*Materials provided*:
··········
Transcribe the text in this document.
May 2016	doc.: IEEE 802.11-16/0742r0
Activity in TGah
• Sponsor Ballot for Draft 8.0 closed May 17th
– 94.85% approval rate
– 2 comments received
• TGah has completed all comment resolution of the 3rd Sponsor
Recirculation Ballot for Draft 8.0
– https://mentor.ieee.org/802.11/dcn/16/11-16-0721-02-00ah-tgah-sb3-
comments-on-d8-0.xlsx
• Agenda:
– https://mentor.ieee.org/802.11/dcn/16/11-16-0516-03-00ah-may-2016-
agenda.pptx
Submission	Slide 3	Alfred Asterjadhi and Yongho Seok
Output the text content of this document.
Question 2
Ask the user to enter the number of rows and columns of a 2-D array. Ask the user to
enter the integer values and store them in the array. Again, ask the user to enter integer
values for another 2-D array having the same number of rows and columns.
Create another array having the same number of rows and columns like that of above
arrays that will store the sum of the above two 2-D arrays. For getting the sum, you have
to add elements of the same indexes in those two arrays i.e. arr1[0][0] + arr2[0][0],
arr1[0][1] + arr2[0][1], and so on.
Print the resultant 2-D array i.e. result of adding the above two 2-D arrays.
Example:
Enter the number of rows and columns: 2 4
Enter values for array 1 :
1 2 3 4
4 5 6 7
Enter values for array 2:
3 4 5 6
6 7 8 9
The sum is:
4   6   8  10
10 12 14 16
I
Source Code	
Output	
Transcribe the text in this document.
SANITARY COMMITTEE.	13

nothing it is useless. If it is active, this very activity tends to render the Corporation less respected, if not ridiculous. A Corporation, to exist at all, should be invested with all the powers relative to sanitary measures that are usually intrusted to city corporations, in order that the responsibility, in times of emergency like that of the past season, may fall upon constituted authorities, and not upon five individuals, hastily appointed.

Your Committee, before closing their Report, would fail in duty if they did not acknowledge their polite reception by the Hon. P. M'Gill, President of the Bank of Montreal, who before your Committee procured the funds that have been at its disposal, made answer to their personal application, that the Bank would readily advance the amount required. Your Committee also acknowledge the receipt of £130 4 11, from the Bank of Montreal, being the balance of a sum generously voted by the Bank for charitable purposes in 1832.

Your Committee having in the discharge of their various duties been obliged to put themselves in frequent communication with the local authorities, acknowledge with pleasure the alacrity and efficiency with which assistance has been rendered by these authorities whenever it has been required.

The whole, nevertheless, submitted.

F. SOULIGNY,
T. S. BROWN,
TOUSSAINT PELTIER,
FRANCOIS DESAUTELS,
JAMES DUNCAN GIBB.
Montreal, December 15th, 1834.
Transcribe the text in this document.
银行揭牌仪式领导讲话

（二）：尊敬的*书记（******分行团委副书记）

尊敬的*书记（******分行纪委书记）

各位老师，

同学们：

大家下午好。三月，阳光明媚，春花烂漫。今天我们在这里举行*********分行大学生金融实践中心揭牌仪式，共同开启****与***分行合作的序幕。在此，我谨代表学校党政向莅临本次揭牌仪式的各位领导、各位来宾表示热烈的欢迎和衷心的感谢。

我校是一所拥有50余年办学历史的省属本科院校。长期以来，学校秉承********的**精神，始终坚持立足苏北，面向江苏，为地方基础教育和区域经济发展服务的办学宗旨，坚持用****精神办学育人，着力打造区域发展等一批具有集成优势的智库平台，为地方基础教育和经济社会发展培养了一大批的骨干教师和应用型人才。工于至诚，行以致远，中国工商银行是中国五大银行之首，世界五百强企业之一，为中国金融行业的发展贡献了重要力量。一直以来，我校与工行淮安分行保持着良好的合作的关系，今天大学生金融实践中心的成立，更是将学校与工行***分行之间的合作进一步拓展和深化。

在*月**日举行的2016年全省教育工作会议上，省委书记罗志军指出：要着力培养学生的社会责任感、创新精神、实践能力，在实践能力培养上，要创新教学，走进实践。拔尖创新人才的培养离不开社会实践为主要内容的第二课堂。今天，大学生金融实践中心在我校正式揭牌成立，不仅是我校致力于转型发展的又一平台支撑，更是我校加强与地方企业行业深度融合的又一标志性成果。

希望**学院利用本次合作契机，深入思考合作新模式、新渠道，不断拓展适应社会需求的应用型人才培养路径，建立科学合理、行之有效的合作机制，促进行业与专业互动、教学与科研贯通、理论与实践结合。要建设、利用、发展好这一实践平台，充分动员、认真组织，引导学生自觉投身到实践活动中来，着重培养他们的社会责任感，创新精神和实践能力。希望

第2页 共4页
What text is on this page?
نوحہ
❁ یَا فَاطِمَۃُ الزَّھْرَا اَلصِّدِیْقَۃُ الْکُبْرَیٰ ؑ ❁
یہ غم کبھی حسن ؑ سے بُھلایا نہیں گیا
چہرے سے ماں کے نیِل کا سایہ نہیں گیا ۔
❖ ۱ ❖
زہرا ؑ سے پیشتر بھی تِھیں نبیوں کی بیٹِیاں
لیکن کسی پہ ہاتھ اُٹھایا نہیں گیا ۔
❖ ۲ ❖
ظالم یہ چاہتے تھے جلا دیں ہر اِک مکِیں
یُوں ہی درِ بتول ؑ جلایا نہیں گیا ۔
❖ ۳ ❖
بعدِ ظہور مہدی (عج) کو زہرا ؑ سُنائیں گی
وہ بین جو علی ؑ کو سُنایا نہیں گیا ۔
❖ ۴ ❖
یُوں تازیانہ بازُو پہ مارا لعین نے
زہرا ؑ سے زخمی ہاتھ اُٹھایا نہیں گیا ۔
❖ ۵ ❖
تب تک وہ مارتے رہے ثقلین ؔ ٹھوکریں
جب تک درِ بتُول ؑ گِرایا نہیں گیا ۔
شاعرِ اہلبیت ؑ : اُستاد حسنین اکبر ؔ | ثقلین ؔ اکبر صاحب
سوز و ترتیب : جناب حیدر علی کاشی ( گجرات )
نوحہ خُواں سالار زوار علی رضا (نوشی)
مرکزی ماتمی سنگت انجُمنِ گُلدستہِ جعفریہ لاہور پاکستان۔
··········
*Exercise goal*: Compute the number of lines above that contain the string "same". Reply with that value only.

*The reply*: 3